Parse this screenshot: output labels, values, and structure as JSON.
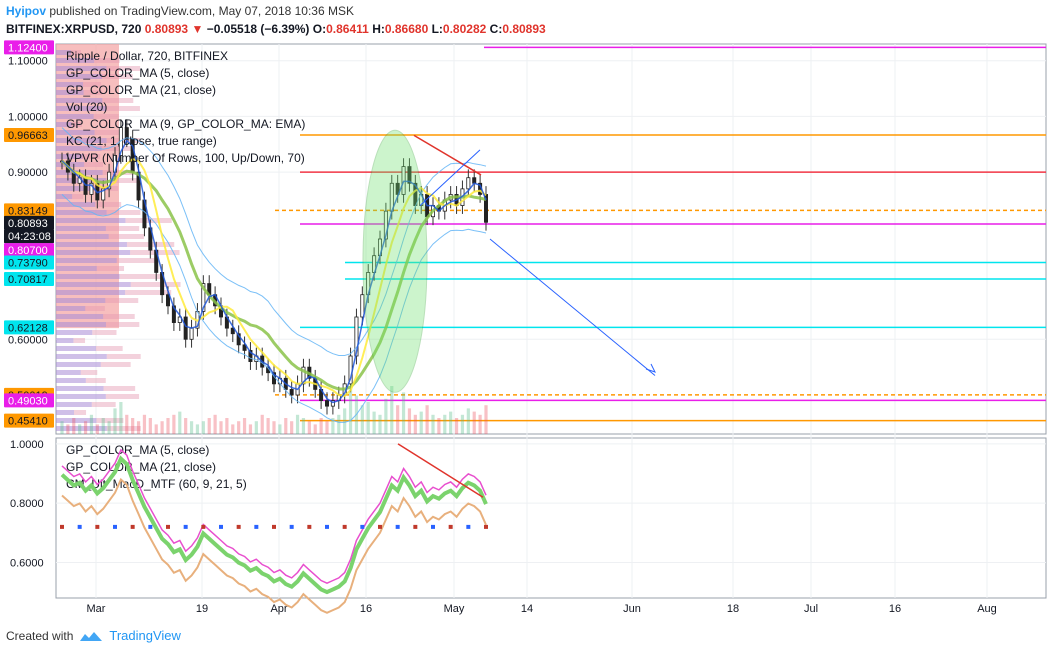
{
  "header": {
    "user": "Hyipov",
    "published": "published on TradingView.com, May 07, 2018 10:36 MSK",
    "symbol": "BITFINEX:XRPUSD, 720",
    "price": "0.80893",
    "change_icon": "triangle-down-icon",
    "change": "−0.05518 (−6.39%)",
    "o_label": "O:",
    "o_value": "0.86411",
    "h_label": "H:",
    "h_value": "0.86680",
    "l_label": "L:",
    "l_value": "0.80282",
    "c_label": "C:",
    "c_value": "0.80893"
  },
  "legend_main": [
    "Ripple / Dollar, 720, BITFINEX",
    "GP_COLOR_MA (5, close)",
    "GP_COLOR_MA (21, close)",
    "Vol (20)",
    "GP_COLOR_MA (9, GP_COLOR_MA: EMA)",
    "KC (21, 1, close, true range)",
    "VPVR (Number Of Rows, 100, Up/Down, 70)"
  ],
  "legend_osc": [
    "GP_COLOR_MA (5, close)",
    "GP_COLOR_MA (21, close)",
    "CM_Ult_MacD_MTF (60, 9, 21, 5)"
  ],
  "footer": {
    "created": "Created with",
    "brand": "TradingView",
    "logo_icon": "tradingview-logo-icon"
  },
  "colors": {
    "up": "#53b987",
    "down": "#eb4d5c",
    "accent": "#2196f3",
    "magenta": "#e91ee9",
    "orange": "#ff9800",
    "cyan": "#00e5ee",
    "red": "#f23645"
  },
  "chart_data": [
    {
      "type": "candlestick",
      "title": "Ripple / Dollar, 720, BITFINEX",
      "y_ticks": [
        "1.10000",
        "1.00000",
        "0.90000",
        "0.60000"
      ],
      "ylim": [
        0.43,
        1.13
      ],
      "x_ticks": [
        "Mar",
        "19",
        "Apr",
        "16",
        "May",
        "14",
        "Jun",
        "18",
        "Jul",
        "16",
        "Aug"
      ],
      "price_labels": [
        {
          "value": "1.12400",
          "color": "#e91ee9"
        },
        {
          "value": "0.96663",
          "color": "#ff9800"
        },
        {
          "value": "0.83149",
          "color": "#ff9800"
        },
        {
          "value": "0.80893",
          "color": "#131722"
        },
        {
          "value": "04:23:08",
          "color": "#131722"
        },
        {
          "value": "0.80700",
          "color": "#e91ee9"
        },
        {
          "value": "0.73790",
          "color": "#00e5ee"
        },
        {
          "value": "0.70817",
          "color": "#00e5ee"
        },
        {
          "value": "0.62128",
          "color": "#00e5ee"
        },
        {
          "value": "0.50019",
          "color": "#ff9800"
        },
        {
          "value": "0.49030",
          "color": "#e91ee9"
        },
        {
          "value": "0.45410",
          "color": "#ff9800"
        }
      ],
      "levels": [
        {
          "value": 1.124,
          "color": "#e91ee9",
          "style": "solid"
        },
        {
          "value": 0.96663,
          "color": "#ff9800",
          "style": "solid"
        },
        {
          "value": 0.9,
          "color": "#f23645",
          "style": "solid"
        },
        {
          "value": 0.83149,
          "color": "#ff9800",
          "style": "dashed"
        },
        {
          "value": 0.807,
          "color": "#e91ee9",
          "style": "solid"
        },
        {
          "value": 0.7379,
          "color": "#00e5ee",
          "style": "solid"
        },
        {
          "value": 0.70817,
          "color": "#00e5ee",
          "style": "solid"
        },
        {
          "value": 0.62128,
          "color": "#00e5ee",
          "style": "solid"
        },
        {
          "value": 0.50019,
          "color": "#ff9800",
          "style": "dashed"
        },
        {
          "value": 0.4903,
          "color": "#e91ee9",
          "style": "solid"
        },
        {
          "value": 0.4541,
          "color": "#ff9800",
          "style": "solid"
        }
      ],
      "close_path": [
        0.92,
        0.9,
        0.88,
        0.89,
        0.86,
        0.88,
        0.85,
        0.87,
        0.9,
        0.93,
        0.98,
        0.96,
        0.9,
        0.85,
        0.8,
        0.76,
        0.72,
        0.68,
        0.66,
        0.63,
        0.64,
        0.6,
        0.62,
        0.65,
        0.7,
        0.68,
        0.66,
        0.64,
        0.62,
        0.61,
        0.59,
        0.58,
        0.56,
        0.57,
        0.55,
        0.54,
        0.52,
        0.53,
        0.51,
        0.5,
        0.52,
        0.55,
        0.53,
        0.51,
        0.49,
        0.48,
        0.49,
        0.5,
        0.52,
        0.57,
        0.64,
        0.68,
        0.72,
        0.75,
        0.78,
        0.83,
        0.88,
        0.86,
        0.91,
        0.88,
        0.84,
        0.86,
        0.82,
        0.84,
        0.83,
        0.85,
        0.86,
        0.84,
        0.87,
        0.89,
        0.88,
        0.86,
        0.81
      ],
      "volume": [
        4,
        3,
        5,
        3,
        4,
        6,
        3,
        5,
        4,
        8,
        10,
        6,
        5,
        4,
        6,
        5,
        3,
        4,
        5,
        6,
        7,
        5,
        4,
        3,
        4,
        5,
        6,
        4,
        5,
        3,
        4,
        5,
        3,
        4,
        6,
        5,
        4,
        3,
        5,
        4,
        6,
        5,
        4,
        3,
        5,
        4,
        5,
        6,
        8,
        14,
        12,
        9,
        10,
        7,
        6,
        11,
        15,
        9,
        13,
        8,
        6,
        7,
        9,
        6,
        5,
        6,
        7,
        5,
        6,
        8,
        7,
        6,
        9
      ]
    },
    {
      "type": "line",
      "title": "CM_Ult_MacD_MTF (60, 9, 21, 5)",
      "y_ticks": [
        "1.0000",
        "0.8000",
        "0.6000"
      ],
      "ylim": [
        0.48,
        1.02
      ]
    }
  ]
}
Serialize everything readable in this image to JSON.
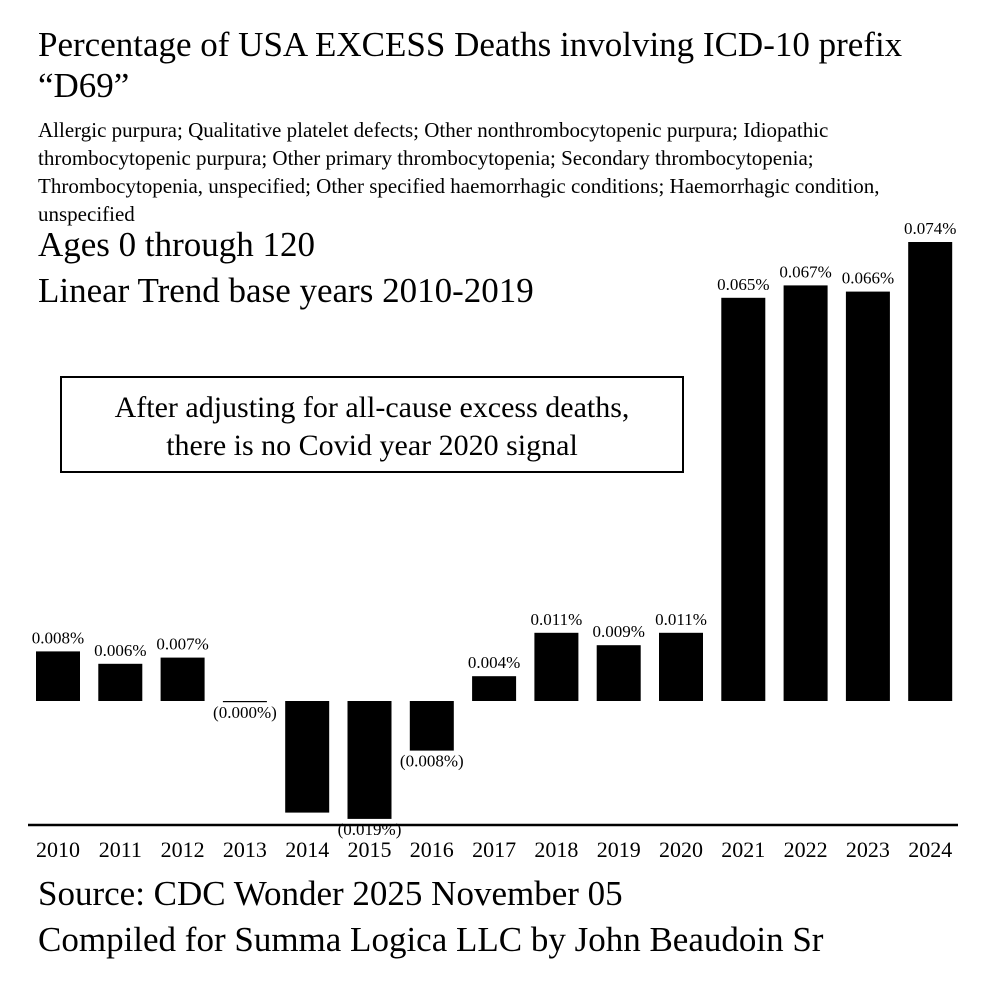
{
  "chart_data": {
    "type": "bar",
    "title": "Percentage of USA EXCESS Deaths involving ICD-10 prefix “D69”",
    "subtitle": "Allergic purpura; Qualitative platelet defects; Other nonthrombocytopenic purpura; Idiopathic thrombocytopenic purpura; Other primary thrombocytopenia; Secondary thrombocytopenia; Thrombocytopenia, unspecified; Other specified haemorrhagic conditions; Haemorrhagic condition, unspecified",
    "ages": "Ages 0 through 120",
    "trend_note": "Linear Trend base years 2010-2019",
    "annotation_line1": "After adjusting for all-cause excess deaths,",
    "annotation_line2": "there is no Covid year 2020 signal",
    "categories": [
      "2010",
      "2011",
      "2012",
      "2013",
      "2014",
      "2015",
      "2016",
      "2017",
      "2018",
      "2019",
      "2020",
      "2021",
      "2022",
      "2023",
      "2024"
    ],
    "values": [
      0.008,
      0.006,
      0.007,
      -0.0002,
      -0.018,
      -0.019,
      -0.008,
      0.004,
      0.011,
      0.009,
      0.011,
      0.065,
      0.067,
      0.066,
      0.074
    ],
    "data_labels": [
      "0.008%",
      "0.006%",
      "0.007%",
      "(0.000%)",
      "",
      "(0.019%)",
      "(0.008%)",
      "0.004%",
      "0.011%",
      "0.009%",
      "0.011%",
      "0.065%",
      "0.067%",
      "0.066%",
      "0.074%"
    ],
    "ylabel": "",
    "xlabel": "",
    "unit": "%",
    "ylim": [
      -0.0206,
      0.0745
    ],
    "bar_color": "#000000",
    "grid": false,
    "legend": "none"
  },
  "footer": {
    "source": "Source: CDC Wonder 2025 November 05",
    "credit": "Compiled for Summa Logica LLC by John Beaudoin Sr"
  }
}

- INSTRUCTION:
Copy the records exactly. Skip the pictures.

- ANSWER FOR THIS EXERCISE:
Parse this screenshot: output labels, values, and structure as JSON.
{
  "header": {
    "user": "Hyipov",
    "published": "published on TradingView.com, May 07, 2018 10:36 MSK",
    "symbol": "BITFINEX:XRPUSD, 720",
    "price": "0.80893",
    "change_icon": "triangle-down-icon",
    "change": "−0.05518 (−6.39%)",
    "o_label": "O:",
    "o_value": "0.86411",
    "h_label": "H:",
    "h_value": "0.86680",
    "l_label": "L:",
    "l_value": "0.80282",
    "c_label": "C:",
    "c_value": "0.80893"
  },
  "legend_main": [
    "Ripple / Dollar, 720, BITFINEX",
    "GP_COLOR_MA (5, close)",
    "GP_COLOR_MA (21, close)",
    "Vol (20)",
    "GP_COLOR_MA (9, GP_COLOR_MA: EMA)",
    "KC (21, 1, close, true range)",
    "VPVR (Number Of Rows, 100, Up/Down, 70)"
  ],
  "legend_osc": [
    "GP_COLOR_MA (5, close)",
    "GP_COLOR_MA (21, close)",
    "CM_Ult_MacD_MTF (60, 9, 21, 5)"
  ],
  "footer": {
    "created": "Created with",
    "brand": "TradingView",
    "logo_icon": "tradingview-logo-icon"
  },
  "colors": {
    "up": "#53b987",
    "down": "#eb4d5c",
    "accent": "#2196f3",
    "magenta": "#e91ee9",
    "orange": "#ff9800",
    "cyan": "#00e5ee",
    "red": "#f23645"
  },
  "chart_data": [
    {
      "type": "candlestick",
      "title": "Ripple / Dollar, 720, BITFINEX",
      "y_ticks": [
        "1.10000",
        "1.00000",
        "0.90000",
        "0.60000"
      ],
      "ylim": [
        0.43,
        1.13
      ],
      "x_ticks": [
        "Mar",
        "19",
        "Apr",
        "16",
        "May",
        "14",
        "Jun",
        "18",
        "Jul",
        "16",
        "Aug"
      ],
      "price_labels": [
        {
          "value": "1.12400",
          "color": "#e91ee9"
        },
        {
          "value": "0.96663",
          "color": "#ff9800"
        },
        {
          "value": "0.83149",
          "color": "#ff9800"
        },
        {
          "value": "0.80893",
          "color": "#131722"
        },
        {
          "value": "04:23:08",
          "color": "#131722"
        },
        {
          "value": "0.80700",
          "color": "#e91ee9"
        },
        {
          "value": "0.73790",
          "color": "#00e5ee"
        },
        {
          "value": "0.70817",
          "color": "#00e5ee"
        },
        {
          "value": "0.62128",
          "color": "#00e5ee"
        },
        {
          "value": "0.50019",
          "color": "#ff9800"
        },
        {
          "value": "0.49030",
          "color": "#e91ee9"
        },
        {
          "value": "0.45410",
          "color": "#ff9800"
        }
      ],
      "levels": [
        {
          "value": 1.124,
          "color": "#e91ee9",
          "style": "solid"
        },
        {
          "value": 0.96663,
          "color": "#ff9800",
          "style": "solid"
        },
        {
          "value": 0.9,
          "color": "#f23645",
          "style": "solid"
        },
        {
          "value": 0.83149,
          "color": "#ff9800",
          "style": "dashed"
        },
        {
          "value": 0.807,
          "color": "#e91ee9",
          "style": "solid"
        },
        {
          "value": 0.7379,
          "color": "#00e5ee",
          "style": "solid"
        },
        {
          "value": 0.70817,
          "color": "#00e5ee",
          "style": "solid"
        },
        {
          "value": 0.62128,
          "color": "#00e5ee",
          "style": "solid"
        },
        {
          "value": 0.50019,
          "color": "#ff9800",
          "style": "dashed"
        },
        {
          "value": 0.4903,
          "color": "#e91ee9",
          "style": "solid"
        },
        {
          "value": 0.4541,
          "color": "#ff9800",
          "style": "solid"
        }
      ],
      "close_path": [
        0.92,
        0.9,
        0.88,
        0.89,
        0.86,
        0.88,
        0.85,
        0.87,
        0.9,
        0.93,
        0.98,
        0.96,
        0.9,
        0.85,
        0.8,
        0.76,
        0.72,
        0.68,
        0.66,
        0.63,
        0.64,
        0.6,
        0.62,
        0.65,
        0.7,
        0.68,
        0.66,
        0.64,
        0.62,
        0.61,
        0.59,
        0.58,
        0.56,
        0.57,
        0.55,
        0.54,
        0.52,
        0.53,
        0.51,
        0.5,
        0.52,
        0.55,
        0.53,
        0.51,
        0.49,
        0.48,
        0.49,
        0.5,
        0.52,
        0.57,
        0.64,
        0.68,
        0.72,
        0.75,
        0.78,
        0.83,
        0.88,
        0.86,
        0.91,
        0.88,
        0.84,
        0.86,
        0.82,
        0.84,
        0.83,
        0.85,
        0.86,
        0.84,
        0.87,
        0.89,
        0.88,
        0.86,
        0.81
      ],
      "volume": [
        4,
        3,
        5,
        3,
        4,
        6,
        3,
        5,
        4,
        8,
        10,
        6,
        5,
        4,
        6,
        5,
        3,
        4,
        5,
        6,
        7,
        5,
        4,
        3,
        4,
        5,
        6,
        4,
        5,
        3,
        4,
        5,
        3,
        4,
        6,
        5,
        4,
        3,
        5,
        4,
        6,
        5,
        4,
        3,
        5,
        4,
        5,
        6,
        8,
        14,
        12,
        9,
        10,
        7,
        6,
        11,
        15,
        9,
        13,
        8,
        6,
        7,
        9,
        6,
        5,
        6,
        7,
        5,
        6,
        8,
        7,
        6,
        9
      ]
    },
    {
      "type": "line",
      "title": "CM_Ult_MacD_MTF (60, 9, 21, 5)",
      "y_ticks": [
        "1.0000",
        "0.8000",
        "0.6000"
      ],
      "ylim": [
        0.48,
        1.02
      ]
    }
  ]
}
Serialize everything readable in this image to JSON.
{
  "chart_data": {
    "type": "bar",
    "title": "Percentage of USA EXCESS Deaths involving ICD-10 prefix “D69”",
    "subtitle": "Allergic purpura; Qualitative platelet defects; Other nonthrombocytopenic purpura; Idiopathic thrombocytopenic purpura; Other primary thrombocytopenia; Secondary thrombocytopenia; Thrombocytopenia, unspecified; Other specified haemorrhagic conditions; Haemorrhagic condition, unspecified",
    "ages": "Ages 0 through 120",
    "trend_note": "Linear Trend base years 2010-2019",
    "annotation_line1": "After adjusting for all-cause excess deaths,",
    "annotation_line2": "there is no Covid year 2020 signal",
    "categories": [
      "2010",
      "2011",
      "2012",
      "2013",
      "2014",
      "2015",
      "2016",
      "2017",
      "2018",
      "2019",
      "2020",
      "2021",
      "2022",
      "2023",
      "2024"
    ],
    "values": [
      0.008,
      0.006,
      0.007,
      -0.0002,
      -0.018,
      -0.019,
      -0.008,
      0.004,
      0.011,
      0.009,
      0.011,
      0.065,
      0.067,
      0.066,
      0.074
    ],
    "data_labels": [
      "0.008%",
      "0.006%",
      "0.007%",
      "(0.000%)",
      "",
      "(0.019%)",
      "(0.008%)",
      "0.004%",
      "0.011%",
      "0.009%",
      "0.011%",
      "0.065%",
      "0.067%",
      "0.066%",
      "0.074%"
    ],
    "ylabel": "",
    "xlabel": "",
    "unit": "%",
    "ylim": [
      -0.0206,
      0.0745
    ],
    "bar_color": "#000000",
    "grid": false,
    "legend": "none"
  },
  "footer": {
    "source": "Source: CDC Wonder 2025 November 05",
    "credit": "Compiled for Summa Logica LLC by John Beaudoin Sr"
  }
}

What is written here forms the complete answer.